## DIRECTION:
Copy every line in the records below that contains the word "Power".

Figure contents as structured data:
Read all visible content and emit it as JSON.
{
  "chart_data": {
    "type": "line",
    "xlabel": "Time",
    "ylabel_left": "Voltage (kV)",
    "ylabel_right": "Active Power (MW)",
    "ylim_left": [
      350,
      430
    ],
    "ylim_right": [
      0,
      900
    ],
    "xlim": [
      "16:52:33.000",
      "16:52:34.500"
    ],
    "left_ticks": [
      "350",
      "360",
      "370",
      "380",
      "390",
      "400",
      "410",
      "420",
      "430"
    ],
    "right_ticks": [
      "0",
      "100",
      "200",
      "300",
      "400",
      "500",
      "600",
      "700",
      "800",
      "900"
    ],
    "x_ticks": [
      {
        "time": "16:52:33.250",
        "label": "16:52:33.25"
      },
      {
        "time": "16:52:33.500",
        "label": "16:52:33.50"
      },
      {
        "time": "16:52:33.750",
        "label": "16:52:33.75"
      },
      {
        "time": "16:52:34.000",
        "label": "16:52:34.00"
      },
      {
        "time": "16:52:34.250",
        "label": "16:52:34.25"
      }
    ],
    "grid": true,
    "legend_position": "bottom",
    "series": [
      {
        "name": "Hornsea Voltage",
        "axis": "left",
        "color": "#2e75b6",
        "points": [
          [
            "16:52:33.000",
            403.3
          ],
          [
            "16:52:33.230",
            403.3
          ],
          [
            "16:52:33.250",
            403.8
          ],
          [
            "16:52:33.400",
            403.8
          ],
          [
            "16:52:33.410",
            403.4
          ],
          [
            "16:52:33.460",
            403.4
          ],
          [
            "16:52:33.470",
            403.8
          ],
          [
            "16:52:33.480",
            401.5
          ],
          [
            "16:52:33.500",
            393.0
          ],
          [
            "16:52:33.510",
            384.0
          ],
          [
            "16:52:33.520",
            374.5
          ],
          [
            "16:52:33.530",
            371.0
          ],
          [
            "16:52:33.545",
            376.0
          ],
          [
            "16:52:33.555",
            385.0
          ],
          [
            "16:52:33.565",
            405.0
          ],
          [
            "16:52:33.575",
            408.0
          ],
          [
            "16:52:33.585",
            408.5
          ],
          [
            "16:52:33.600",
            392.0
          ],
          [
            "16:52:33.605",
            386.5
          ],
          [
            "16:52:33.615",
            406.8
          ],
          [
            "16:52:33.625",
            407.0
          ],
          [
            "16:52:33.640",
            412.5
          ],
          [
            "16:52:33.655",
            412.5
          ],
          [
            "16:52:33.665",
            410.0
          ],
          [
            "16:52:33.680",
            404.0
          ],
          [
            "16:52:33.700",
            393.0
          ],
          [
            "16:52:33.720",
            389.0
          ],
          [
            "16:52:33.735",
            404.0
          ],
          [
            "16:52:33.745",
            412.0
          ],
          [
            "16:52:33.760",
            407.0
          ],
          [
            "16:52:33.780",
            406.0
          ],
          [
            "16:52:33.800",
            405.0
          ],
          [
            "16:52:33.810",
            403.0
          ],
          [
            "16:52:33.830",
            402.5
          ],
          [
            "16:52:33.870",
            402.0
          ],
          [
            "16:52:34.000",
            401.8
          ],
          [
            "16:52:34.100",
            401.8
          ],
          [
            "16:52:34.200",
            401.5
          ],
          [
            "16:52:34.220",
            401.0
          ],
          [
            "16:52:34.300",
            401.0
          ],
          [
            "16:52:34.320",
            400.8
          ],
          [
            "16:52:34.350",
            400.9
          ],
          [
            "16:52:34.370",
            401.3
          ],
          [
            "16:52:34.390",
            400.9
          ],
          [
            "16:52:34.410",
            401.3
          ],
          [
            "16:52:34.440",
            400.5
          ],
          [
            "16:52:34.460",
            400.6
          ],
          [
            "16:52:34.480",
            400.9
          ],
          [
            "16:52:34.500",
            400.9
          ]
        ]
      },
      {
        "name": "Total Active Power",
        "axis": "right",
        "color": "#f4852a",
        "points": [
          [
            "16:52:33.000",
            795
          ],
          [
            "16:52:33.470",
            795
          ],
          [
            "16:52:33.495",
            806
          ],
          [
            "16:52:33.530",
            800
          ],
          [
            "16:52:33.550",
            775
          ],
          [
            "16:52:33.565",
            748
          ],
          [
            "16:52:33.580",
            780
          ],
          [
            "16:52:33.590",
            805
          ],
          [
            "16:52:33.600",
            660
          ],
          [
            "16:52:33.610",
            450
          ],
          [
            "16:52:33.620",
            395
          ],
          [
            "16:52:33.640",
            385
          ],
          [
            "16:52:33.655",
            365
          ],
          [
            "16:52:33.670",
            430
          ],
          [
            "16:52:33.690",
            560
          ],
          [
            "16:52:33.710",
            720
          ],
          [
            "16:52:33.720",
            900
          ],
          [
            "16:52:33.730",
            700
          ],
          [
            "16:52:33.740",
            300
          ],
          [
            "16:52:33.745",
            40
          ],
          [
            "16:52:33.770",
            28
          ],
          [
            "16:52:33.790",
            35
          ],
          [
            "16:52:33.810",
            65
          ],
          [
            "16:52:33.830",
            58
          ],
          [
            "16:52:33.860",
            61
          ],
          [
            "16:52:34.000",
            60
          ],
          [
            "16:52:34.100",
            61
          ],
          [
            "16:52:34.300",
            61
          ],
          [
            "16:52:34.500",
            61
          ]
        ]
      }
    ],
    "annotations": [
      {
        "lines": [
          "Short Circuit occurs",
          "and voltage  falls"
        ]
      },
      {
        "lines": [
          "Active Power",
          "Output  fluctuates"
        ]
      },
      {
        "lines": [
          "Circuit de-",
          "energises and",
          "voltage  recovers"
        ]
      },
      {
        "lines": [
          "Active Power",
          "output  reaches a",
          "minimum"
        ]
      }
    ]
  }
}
* * *
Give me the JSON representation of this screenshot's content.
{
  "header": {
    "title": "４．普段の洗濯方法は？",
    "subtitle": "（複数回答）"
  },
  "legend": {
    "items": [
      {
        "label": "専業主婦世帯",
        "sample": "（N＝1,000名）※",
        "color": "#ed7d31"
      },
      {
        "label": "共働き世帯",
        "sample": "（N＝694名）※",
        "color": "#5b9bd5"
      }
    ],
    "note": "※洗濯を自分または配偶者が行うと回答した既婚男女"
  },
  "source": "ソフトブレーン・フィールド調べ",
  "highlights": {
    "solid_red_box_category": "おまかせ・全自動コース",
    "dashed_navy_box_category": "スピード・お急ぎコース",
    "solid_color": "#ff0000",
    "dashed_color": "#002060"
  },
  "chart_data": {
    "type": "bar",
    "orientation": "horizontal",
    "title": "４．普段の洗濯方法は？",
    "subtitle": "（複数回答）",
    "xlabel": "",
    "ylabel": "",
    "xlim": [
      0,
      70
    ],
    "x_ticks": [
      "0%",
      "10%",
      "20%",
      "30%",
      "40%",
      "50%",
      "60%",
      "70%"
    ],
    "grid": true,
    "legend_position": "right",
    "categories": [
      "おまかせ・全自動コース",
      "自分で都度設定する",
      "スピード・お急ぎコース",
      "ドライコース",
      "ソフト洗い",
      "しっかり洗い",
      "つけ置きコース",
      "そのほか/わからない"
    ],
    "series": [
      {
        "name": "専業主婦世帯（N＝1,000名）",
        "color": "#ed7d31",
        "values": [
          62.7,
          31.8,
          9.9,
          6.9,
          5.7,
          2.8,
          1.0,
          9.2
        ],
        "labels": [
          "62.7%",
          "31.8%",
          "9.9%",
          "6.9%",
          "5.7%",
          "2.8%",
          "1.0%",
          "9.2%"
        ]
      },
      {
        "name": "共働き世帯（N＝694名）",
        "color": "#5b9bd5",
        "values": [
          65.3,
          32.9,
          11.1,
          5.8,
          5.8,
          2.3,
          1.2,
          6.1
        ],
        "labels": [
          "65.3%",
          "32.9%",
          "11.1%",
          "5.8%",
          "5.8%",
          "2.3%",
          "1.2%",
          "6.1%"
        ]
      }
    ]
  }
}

## SOLUTION TO THIS TASK:
    "ylabel_right": "Active Power (MW)",
        "name": "Total Active Power",
          "Active Power",
          "Active Power",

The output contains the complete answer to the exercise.